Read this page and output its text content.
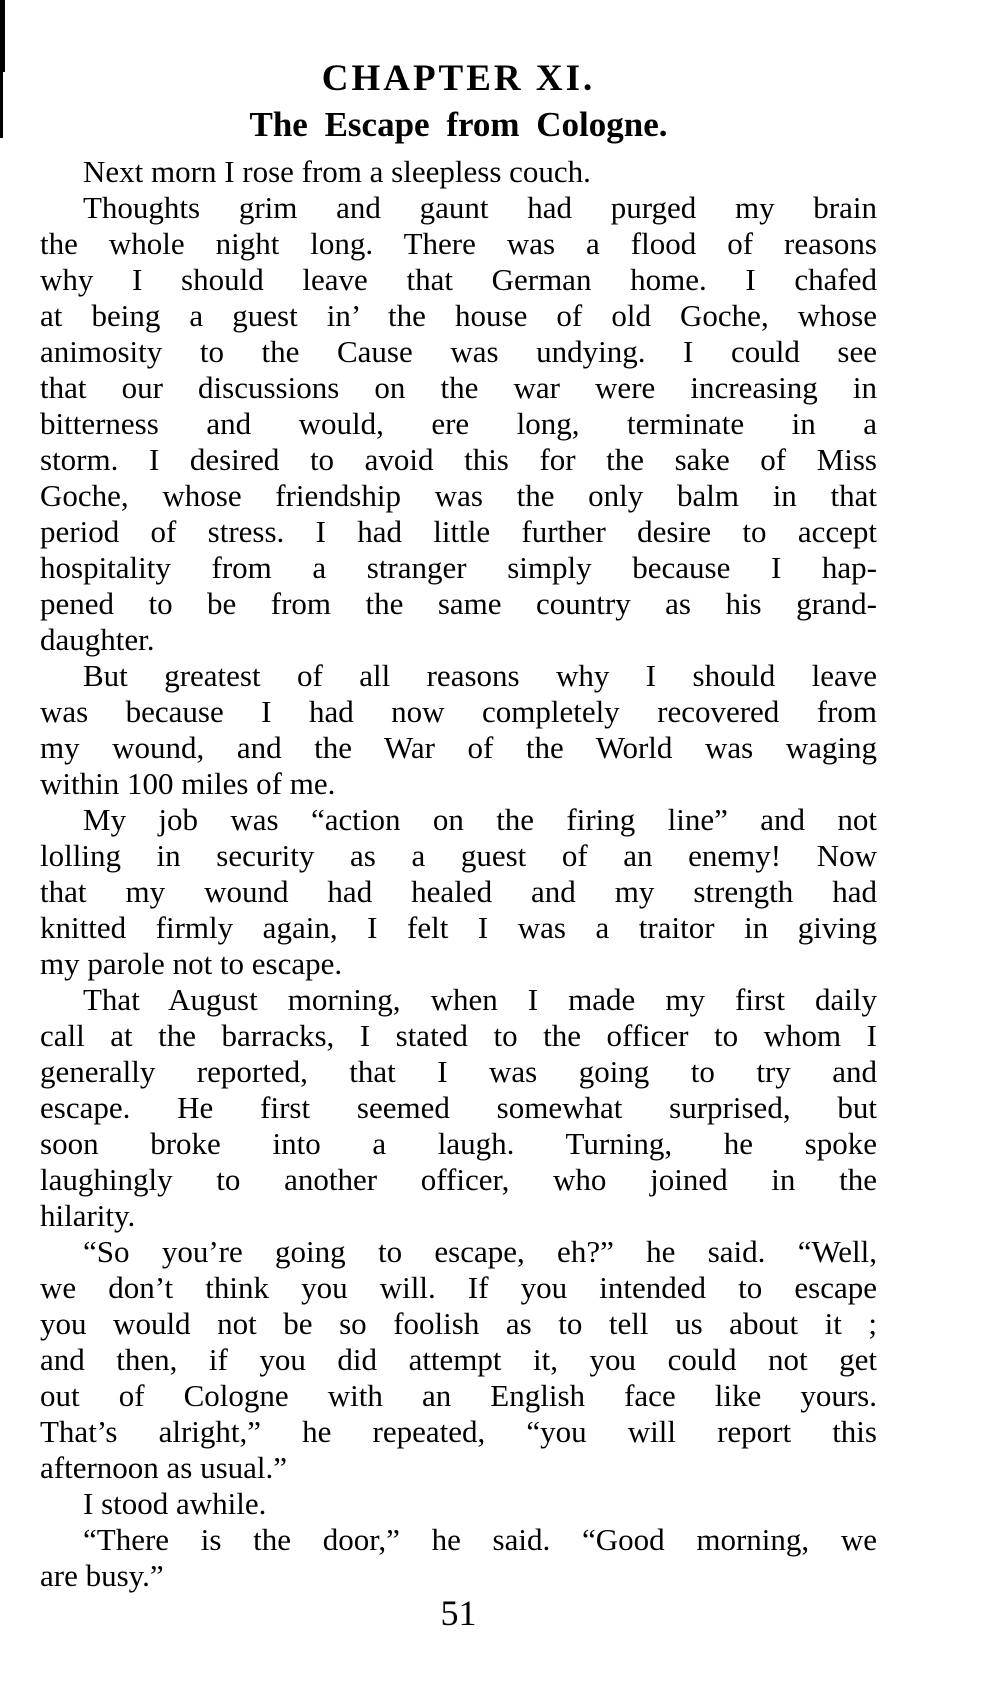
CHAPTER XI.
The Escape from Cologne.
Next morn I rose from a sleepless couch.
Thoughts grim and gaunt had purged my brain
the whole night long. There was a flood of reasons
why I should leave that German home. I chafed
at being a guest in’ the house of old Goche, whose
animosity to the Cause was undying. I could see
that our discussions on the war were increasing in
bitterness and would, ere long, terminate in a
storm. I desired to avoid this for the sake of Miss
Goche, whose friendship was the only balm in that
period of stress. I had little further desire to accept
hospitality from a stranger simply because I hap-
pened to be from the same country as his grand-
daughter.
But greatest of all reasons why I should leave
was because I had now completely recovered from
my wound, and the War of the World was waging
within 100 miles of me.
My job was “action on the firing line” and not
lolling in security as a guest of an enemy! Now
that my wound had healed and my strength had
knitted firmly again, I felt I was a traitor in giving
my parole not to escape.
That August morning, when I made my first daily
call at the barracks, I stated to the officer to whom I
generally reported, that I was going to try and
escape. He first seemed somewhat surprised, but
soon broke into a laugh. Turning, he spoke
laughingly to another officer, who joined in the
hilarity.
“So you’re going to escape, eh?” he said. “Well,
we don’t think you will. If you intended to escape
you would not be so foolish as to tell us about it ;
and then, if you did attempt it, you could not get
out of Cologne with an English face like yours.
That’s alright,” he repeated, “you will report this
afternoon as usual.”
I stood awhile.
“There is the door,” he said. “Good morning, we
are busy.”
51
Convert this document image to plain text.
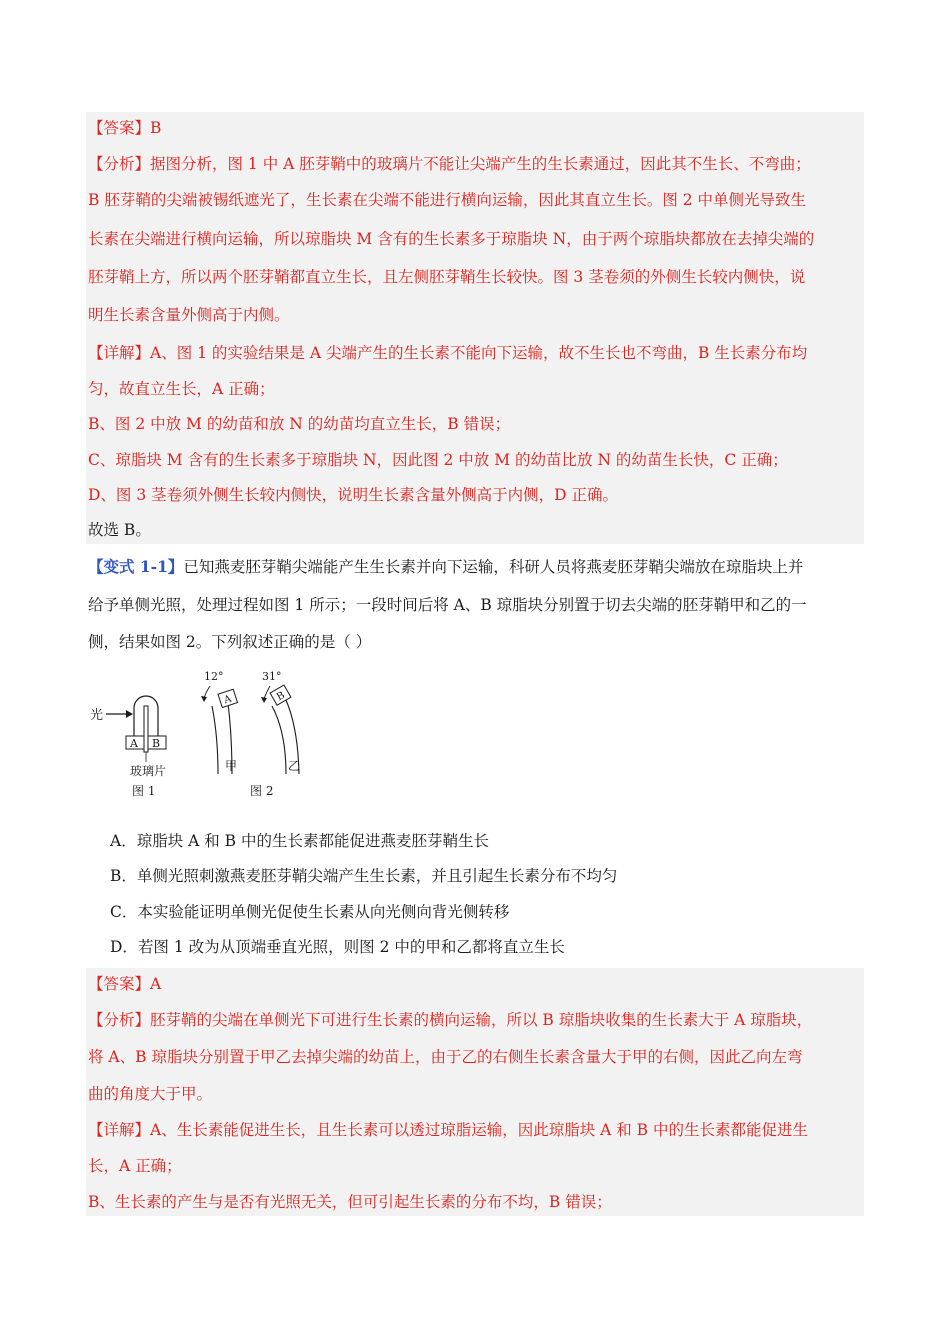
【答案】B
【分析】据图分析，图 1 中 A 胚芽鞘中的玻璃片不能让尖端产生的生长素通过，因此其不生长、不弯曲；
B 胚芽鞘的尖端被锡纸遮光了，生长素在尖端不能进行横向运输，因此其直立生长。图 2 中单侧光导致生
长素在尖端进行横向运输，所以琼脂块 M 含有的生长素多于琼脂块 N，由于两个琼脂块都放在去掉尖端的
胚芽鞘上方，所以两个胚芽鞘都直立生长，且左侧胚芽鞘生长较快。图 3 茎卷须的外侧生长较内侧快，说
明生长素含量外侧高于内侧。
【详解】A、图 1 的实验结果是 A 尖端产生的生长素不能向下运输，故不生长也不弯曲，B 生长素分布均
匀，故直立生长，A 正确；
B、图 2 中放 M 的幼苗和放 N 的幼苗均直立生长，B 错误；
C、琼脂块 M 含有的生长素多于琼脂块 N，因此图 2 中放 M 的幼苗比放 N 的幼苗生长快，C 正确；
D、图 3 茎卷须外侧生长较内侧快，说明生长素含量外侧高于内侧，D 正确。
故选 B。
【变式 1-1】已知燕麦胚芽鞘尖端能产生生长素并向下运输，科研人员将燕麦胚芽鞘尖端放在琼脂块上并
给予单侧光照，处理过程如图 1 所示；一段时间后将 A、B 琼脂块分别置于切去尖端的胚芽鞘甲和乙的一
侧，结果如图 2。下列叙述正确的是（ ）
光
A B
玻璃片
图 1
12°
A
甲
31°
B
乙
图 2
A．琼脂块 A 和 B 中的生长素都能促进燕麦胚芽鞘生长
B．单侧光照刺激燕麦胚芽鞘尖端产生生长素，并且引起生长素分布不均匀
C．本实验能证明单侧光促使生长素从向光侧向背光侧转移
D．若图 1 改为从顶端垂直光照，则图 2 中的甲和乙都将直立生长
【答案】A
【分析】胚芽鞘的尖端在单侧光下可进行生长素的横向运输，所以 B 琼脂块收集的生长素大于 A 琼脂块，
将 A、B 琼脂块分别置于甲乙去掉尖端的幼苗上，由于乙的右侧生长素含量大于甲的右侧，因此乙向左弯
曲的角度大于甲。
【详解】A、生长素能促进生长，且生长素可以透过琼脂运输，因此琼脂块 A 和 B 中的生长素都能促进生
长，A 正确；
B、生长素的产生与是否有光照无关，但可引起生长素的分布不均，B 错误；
-----
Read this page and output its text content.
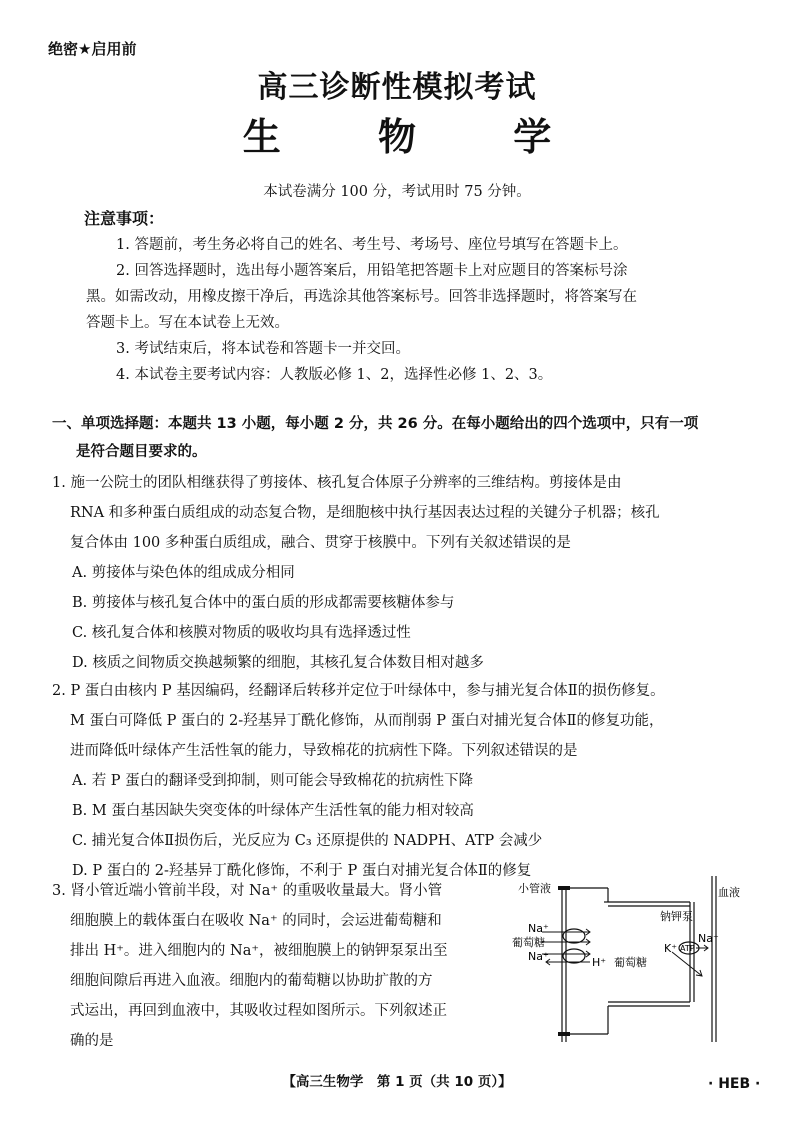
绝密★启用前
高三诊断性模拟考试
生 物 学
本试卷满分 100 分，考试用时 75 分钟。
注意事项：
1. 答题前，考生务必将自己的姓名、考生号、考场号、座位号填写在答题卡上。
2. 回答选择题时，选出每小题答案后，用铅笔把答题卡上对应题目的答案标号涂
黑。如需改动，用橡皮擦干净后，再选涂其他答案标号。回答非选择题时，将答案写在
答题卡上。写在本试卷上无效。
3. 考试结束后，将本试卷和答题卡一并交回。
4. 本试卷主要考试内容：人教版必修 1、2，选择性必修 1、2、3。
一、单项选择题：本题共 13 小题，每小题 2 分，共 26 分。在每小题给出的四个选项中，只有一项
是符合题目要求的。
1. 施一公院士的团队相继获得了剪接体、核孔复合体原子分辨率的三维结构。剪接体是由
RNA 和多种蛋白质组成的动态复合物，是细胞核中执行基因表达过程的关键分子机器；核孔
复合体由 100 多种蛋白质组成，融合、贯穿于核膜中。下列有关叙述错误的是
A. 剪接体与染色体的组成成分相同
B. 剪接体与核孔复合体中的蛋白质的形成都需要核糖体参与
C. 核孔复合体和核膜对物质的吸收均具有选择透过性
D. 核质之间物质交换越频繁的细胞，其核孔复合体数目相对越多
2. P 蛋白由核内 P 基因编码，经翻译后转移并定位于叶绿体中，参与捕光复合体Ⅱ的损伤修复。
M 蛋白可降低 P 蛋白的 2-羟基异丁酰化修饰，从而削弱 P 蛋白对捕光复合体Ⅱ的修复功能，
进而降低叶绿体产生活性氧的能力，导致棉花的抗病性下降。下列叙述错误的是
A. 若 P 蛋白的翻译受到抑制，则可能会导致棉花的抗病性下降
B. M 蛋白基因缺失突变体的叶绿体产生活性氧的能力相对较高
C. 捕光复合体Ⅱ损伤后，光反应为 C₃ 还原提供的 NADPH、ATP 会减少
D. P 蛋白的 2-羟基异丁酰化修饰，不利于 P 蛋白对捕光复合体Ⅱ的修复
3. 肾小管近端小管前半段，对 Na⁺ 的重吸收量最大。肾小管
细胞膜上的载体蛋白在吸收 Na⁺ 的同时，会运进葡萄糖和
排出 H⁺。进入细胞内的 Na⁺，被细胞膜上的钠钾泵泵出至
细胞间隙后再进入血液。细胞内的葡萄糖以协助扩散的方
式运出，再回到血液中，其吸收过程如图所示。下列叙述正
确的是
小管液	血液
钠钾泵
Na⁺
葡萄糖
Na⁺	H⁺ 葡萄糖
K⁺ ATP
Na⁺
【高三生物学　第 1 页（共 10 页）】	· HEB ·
-----
**Directive**:
Look through the entries above and list every line containing "Cologne".

**Reply to the exercise**:
The Escape from Cologne.
out of Cologne with an English face like yours.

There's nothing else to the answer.